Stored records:
=======

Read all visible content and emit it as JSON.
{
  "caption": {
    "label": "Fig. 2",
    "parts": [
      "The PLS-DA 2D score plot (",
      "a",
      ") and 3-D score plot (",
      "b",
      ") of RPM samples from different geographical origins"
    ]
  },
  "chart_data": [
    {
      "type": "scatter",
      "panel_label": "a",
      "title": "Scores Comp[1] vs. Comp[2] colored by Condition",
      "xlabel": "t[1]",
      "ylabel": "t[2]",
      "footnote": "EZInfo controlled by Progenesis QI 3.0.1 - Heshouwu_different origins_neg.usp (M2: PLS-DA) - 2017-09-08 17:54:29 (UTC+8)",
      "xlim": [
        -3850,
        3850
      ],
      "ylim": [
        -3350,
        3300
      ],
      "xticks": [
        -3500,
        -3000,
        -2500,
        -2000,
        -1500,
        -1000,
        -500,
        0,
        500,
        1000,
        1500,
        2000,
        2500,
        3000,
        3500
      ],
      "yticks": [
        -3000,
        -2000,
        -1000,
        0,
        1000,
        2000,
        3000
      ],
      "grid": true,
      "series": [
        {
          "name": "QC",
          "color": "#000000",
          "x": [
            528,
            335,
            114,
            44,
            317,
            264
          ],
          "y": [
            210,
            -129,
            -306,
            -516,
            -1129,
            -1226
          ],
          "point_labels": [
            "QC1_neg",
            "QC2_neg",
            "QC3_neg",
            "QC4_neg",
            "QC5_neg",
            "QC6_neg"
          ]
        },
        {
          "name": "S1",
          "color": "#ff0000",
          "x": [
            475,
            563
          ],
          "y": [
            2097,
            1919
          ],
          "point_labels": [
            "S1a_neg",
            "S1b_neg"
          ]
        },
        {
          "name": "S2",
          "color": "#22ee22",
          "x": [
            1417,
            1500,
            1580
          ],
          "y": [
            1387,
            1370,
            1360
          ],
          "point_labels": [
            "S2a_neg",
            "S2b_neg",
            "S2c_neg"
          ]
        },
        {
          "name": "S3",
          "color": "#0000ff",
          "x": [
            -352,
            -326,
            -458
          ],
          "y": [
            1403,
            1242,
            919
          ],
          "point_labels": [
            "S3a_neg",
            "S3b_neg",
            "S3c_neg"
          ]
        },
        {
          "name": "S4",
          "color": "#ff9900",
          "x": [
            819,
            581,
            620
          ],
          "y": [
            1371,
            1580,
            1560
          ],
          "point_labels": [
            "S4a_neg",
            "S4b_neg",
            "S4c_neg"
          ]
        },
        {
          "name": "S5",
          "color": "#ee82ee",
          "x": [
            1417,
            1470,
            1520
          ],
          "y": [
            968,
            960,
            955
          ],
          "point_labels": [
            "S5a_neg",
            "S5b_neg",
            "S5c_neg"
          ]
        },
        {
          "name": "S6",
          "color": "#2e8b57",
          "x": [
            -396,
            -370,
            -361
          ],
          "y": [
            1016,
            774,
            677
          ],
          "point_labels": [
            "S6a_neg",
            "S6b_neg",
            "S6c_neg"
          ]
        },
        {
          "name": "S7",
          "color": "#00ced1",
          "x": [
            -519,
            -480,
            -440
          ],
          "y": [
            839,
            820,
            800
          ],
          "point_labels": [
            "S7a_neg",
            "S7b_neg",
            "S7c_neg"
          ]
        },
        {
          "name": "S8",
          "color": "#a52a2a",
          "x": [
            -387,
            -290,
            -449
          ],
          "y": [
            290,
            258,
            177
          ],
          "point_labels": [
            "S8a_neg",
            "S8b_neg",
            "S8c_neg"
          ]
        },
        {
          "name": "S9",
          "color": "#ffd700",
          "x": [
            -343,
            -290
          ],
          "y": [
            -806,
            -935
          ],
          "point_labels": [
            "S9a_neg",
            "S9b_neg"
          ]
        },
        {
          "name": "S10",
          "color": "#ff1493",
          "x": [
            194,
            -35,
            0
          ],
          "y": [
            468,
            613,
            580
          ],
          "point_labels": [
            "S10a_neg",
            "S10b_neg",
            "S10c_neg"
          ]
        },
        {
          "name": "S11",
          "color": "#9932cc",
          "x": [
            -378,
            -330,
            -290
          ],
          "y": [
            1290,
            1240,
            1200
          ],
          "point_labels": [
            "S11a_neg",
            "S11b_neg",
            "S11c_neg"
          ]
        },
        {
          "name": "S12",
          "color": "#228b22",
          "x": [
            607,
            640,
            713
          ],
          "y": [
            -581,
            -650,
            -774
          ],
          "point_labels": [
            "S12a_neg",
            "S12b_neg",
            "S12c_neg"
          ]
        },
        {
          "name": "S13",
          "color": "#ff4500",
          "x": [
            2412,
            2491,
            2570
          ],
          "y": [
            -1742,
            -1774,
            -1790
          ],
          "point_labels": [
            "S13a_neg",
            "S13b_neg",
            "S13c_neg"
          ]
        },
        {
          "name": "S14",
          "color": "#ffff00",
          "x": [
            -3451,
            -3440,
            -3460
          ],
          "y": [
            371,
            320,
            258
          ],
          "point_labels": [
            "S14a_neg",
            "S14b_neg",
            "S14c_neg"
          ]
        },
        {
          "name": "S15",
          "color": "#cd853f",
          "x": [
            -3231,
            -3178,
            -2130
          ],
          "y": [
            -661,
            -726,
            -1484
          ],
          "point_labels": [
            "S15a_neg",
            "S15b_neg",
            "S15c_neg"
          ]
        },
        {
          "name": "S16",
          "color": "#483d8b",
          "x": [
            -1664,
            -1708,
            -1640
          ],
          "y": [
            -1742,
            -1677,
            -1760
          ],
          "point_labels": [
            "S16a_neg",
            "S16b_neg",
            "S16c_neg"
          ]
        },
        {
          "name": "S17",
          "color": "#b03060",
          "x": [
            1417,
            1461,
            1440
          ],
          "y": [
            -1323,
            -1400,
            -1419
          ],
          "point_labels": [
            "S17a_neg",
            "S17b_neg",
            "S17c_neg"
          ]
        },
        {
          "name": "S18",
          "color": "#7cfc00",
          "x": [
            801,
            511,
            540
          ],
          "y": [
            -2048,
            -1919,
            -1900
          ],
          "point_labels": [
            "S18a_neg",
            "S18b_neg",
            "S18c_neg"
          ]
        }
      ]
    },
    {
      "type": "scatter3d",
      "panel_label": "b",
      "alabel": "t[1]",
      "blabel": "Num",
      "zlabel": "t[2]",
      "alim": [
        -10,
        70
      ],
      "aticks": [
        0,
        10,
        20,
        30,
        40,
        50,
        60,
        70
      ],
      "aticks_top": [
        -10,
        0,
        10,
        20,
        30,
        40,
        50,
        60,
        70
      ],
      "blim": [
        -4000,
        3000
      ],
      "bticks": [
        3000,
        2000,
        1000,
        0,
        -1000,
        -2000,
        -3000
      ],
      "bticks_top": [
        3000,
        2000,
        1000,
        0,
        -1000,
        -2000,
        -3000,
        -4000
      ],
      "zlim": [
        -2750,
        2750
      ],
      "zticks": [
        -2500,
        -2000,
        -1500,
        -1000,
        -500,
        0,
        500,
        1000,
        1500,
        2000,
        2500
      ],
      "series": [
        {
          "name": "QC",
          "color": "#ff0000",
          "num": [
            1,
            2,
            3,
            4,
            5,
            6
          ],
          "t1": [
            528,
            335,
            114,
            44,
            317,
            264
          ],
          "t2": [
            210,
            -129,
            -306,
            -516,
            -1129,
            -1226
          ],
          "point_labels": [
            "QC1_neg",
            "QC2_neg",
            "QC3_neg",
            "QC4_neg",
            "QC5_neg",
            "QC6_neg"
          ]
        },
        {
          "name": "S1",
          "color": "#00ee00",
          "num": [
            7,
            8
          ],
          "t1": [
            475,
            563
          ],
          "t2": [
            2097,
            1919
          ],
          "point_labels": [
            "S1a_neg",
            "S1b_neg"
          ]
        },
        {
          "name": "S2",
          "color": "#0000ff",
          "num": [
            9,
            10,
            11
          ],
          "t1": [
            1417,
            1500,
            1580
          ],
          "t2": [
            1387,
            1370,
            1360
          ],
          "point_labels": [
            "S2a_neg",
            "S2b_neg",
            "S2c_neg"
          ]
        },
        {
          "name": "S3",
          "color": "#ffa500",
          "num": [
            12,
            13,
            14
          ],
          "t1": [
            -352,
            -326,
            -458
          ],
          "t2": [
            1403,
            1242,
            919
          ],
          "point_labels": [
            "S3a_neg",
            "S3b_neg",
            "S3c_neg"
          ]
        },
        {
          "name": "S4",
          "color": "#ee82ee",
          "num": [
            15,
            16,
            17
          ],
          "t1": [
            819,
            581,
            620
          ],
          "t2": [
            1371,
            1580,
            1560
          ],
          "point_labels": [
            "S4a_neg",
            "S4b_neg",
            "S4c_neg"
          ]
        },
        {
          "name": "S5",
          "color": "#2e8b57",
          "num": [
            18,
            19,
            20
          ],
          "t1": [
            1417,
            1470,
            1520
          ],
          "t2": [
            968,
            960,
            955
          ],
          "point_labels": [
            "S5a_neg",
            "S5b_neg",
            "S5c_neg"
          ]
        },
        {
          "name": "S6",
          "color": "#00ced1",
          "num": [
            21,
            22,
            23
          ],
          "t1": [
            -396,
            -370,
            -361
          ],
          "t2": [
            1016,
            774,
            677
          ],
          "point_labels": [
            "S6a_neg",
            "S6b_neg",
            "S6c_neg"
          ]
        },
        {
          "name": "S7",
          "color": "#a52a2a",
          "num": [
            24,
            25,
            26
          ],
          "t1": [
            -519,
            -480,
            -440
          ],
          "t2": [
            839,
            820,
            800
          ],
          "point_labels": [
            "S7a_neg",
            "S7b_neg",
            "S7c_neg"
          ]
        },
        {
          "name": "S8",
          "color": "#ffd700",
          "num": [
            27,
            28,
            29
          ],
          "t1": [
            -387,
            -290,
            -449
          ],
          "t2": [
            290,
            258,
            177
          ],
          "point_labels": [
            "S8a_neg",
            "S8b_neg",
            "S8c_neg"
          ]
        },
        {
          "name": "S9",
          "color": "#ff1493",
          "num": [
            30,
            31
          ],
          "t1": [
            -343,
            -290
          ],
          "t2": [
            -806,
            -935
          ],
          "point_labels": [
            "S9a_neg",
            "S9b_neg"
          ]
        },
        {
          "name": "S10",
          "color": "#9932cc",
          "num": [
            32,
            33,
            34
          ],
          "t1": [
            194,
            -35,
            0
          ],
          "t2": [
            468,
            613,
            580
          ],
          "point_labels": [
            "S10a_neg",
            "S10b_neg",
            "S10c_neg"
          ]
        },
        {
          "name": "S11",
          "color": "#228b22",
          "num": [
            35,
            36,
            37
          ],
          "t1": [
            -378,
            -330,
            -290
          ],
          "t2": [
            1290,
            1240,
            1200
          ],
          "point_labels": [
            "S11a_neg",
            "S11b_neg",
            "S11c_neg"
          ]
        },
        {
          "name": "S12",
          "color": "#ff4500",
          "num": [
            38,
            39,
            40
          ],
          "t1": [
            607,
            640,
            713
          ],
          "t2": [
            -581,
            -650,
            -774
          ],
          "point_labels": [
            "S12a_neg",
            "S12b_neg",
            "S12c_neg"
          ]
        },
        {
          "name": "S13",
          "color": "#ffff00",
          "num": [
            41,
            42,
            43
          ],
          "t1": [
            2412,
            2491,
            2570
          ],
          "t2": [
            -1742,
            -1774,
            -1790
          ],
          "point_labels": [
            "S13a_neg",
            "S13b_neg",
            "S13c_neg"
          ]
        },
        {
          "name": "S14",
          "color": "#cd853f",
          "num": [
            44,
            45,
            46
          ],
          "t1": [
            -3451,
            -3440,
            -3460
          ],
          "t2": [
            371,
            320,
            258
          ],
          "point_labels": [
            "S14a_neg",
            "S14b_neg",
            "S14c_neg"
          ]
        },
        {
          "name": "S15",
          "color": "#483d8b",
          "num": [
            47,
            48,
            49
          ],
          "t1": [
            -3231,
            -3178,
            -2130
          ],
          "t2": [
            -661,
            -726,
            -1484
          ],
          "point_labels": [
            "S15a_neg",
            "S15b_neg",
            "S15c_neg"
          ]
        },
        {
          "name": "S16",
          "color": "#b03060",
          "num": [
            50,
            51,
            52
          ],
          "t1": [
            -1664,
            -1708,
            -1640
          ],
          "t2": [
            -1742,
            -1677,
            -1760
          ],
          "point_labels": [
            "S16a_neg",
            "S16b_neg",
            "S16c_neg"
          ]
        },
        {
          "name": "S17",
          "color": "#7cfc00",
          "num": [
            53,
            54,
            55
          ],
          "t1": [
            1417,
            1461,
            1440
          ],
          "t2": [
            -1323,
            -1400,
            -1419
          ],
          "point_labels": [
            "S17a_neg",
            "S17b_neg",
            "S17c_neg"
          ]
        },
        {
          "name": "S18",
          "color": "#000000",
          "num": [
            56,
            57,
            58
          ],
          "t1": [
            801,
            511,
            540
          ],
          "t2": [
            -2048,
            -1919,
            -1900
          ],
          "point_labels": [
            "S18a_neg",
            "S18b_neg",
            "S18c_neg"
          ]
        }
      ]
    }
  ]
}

=======

> WHAT IS REQUIRED
The required answer is each line of the data in which the word "plot" appears.

> REPLY TO THE TASK
      "The PLS-DA 2D score plot (",
      ") and 3-D score plot (",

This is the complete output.